WORK REQUEST — Count how many lines in the entries below hold the string "symbol", and respond with that number only.

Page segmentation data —
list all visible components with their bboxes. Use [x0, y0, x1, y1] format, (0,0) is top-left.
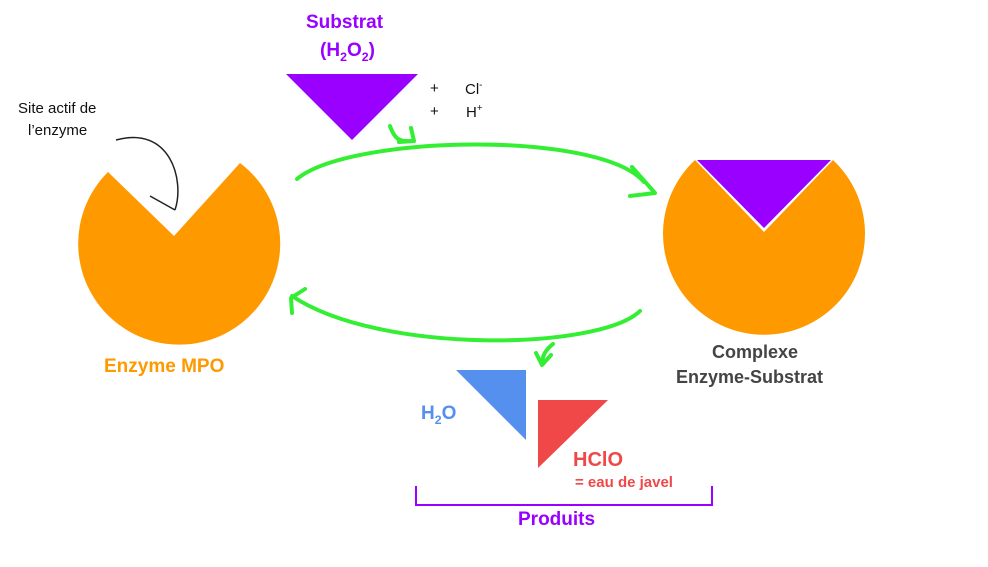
hclo-triangle: [538, 400, 608, 468]
water-label: H2O: [421, 403, 456, 427]
ion-hydrogen: H+: [466, 103, 483, 121]
formula-sub2: 2: [361, 49, 369, 64]
water-sub: 2: [434, 412, 442, 427]
products-release-arrow-head: [534, 351, 553, 367]
enzyme-label: Enzyme MPO: [104, 356, 225, 377]
substrate-triangle: [286, 74, 418, 140]
ion-cl-symbol: Cl: [465, 81, 480, 98]
ion-h-symbol: H: [466, 104, 477, 121]
arrow-to-enzyme-head: [289, 287, 307, 315]
ion-plus-2: +: [430, 103, 439, 120]
enzyme-mpo-shape: [78, 163, 281, 345]
hclo-label: HClO: [573, 449, 623, 471]
ion-chloride: Cl-: [465, 80, 482, 98]
hclo-note: = eau de javel: [575, 474, 673, 491]
formula-close: ): [368, 40, 375, 61]
arrow-to-complex-head: [628, 165, 657, 198]
arrow-to-enzyme: [290, 294, 642, 343]
water-h: H: [421, 403, 435, 424]
water-o: O: [441, 403, 457, 424]
products-label: Produits: [518, 509, 596, 530]
formula-sub1: 2: [340, 49, 347, 64]
substrate-title: Substrat: [306, 12, 384, 33]
formula-open: (H: [320, 40, 341, 61]
substrate-entry-arrow: [388, 124, 414, 144]
products-bracket: [415, 486, 713, 506]
active-site-pointer-head: [149, 195, 176, 211]
complex-enzyme-shape: [662, 160, 865, 335]
complex-substrate-triangle: [697, 160, 831, 228]
active-site-note-line1: Site actif de: [18, 100, 97, 117]
formula-mid: O: [346, 40, 362, 61]
cycle-arrows: [289, 124, 657, 367]
active-site-note-line2: l’enzyme: [28, 122, 88, 139]
substrate-entry-arrow-head: [397, 126, 416, 144]
water-triangle: [456, 370, 526, 440]
arrow-to-complex: [295, 142, 646, 184]
complex-label-line1: Complexe: [712, 342, 799, 362]
substrate-formula: (H2O2): [320, 40, 375, 64]
complex-label-line2: Enzyme-Substrat: [676, 367, 824, 387]
active-site-pointer: [115, 136, 179, 211]
ion-h-charge: +: [476, 103, 483, 114]
ion-cl-charge: -: [479, 80, 483, 91]
ion-plus-1: +: [430, 80, 439, 97]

SOLUTION TO THIS PROBLEM — 2